Start of STORED ROWS

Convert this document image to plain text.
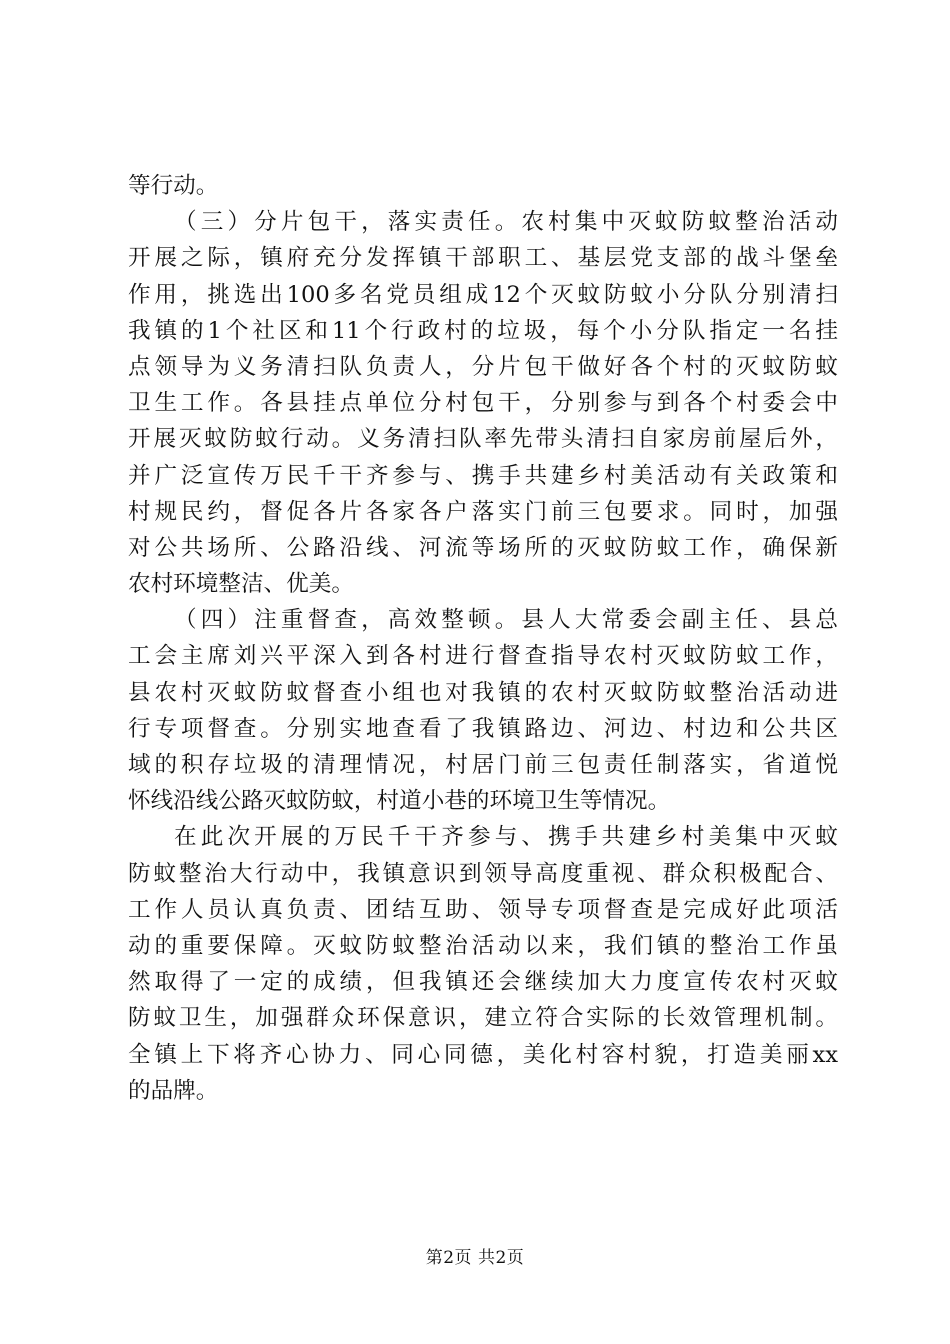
等行动。
（三）分片包干，落实责任。农村集中灭蚊防蚊整治活动
开展之际，镇府充分发挥镇干部职工、基层党支部的战斗堡垒
作用，挑选出100多名党员组成12个灭蚊防蚊小分队分别清扫
我镇的1个社区和11个行政村的垃圾，每个小分队指定一名挂
点领导为义务清扫队负责人，分片包干做好各个村的灭蚊防蚊
卫生工作。各县挂点单位分村包干，分别参与到各个村委会中
开展灭蚊防蚊行动。义务清扫队率先带头清扫自家房前屋后外，
并广泛宣传万民千干齐参与、携手共建乡村美活动有关政策和
村规民约，督促各片各家各户落实门前三包要求。同时，加强
对公共场所、公路沿线、河流等场所的灭蚊防蚊工作，确保新
农村环境整洁、优美。
（四）注重督查，高效整顿。县人大常委会副主任、县总
工会主席刘兴平深入到各村进行督查指导农村灭蚊防蚊工作，
县农村灭蚊防蚊督查小组也对我镇的农村灭蚊防蚊整治活动进
行专项督查。分别实地查看了我镇路边、河边、村边和公共区
域的积存垃圾的清理情况，村居门前三包责任制落实，省道悦
怀线沿线公路灭蚊防蚊，村道小巷的环境卫生等情况。
在此次开展的万民千干齐参与、携手共建乡村美集中灭蚊
防蚊整治大行动中，我镇意识到领导高度重视、群众积极配合、
工作人员认真负责、团结互助、领导专项督查是完成好此项活
动的重要保障。灭蚊防蚊整治活动以来，我们镇的整治工作虽
然取得了一定的成绩，但我镇还会继续加大力度宣传农村灭蚊
防蚊卫生，加强群众环保意识，建立符合实际的长效管理机制。
全镇上下将齐心协力、同心同德，美化村容村貌，打造美丽xx
的品牌。
第2页 共2页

End of STORED ROWS

Your task is to return the entries above exactly, with no pictures.

§ RESPONSE:
Convert this document image to plain text.
等行动。
（三）分片包干，落实责任。农村集中灭蚊防蚊整治活动
开展之际，镇府充分发挥镇干部职工、基层党支部的战斗堡垒
作用，挑选出100多名党员组成12个灭蚊防蚊小分队分别清扫
我镇的1个社区和11个行政村的垃圾，每个小分队指定一名挂
点领导为义务清扫队负责人，分片包干做好各个村的灭蚊防蚊
卫生工作。各县挂点单位分村包干，分别参与到各个村委会中
开展灭蚊防蚊行动。义务清扫队率先带头清扫自家房前屋后外，
并广泛宣传万民千干齐参与、携手共建乡村美活动有关政策和
村规民约，督促各片各家各户落实门前三包要求。同时，加强
对公共场所、公路沿线、河流等场所的灭蚊防蚊工作，确保新
农村环境整洁、优美。
（四）注重督查，高效整顿。县人大常委会副主任、县总
工会主席刘兴平深入到各村进行督查指导农村灭蚊防蚊工作，
县农村灭蚊防蚊督查小组也对我镇的农村灭蚊防蚊整治活动进
行专项督查。分别实地查看了我镇路边、河边、村边和公共区
域的积存垃圾的清理情况，村居门前三包责任制落实，省道悦
怀线沿线公路灭蚊防蚊，村道小巷的环境卫生等情况。
在此次开展的万民千干齐参与、携手共建乡村美集中灭蚊
防蚊整治大行动中，我镇意识到领导高度重视、群众积极配合、
工作人员认真负责、团结互助、领导专项督查是完成好此项活
动的重要保障。灭蚊防蚊整治活动以来，我们镇的整治工作虽
然取得了一定的成绩，但我镇还会继续加大力度宣传农村灭蚊
防蚊卫生，加强群众环保意识，建立符合实际的长效管理机制。
全镇上下将齐心协力、同心同德，美化村容村貌，打造美丽xx
的品牌。
第2页 共2页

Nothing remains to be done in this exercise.